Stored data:
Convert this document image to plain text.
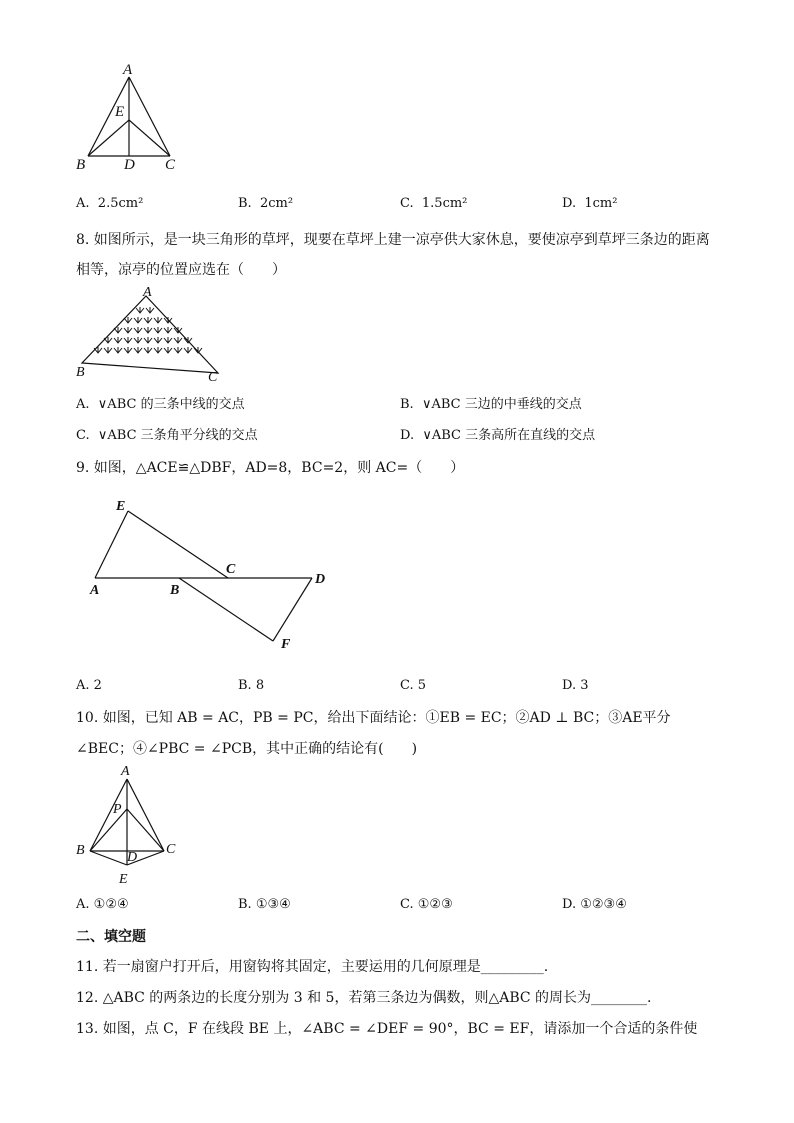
A
E
B	D C
A. 2.5cm²	B. 2cm²	C. 1.5cm²	D. 1cm²
8. 如图所示，是一块三角形的草坪，现要在草坪上建一凉亭供大家休息，要使凉亭到草坪三条边的距离
相等，凉亭的位置应选在（　　）
A
B	C
A. ∨ABC 的三条中线的交点	B. ∨ABC 三边的中垂线的交点
C. ∨ABC 三条角平分线的交点	D. ∨ABC 三条高所在直线的交点
9. 如图，△ACE≌△DBF，AD=8，BC=2，则 AC=（　　）
E
C
D
A	B
F
A. 2	B. 8	C. 5	D. 3
10. 如图，已知 AB = AC，PB = PC，给出下面结论：①EB = EC；②AD ⊥ BC；③AE平分
∠BEC；④∠PBC = ∠PCB，其中正确的结论有(　　)
A
P
B	D
C
E
A. ①②④	B. ①③④	C. ①②③	D. ①②③④
二、填空题
11. 若一扇窗户打开后，用窗钩将其固定，主要运用的几何原理是_________.
12. △ABC 的两条边的长度分别为 3 和 5，若第三条边为偶数，则△ABC 的周长为________.
13. 如图，点 C，F 在线段 BE 上，∠ABC = ∠DEF = 90°，BC = EF，请添加一个合适的条件使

→ Task brief
Give all the lines above again, character for character, without pictures.

→ Output below
Convert this document image to plain text.
A
E
B	D C
A. 2.5cm²	B. 2cm²	C. 1.5cm²	D. 1cm²
8. 如图所示，是一块三角形的草坪，现要在草坪上建一凉亭供大家休息，要使凉亭到草坪三条边的距离
相等，凉亭的位置应选在（　　）
A
B	C
A. ∨ABC 的三条中线的交点	B. ∨ABC 三边的中垂线的交点
C. ∨ABC 三条角平分线的交点	D. ∨ABC 三条高所在直线的交点
9. 如图，△ACE≌△DBF，AD=8，BC=2，则 AC=（　　）
E
C
D
A	B
F
A. 2	B. 8	C. 5	D. 3
10. 如图，已知 AB = AC，PB = PC，给出下面结论：①EB = EC；②AD ⊥ BC；③AE平分
∠BEC；④∠PBC = ∠PCB，其中正确的结论有(　　)
A
P
B	D
C
E
A. ①②④	B. ①③④	C. ①②③	D. ①②③④
二、填空题
11. 若一扇窗户打开后，用窗钩将其固定，主要运用的几何原理是_________.
12. △ABC 的两条边的长度分别为 3 和 5，若第三条边为偶数，则△ABC 的周长为________.
13. 如图，点 C，F 在线段 BE 上，∠ABC = ∠DEF = 90°，BC = EF，请添加一个合适的条件使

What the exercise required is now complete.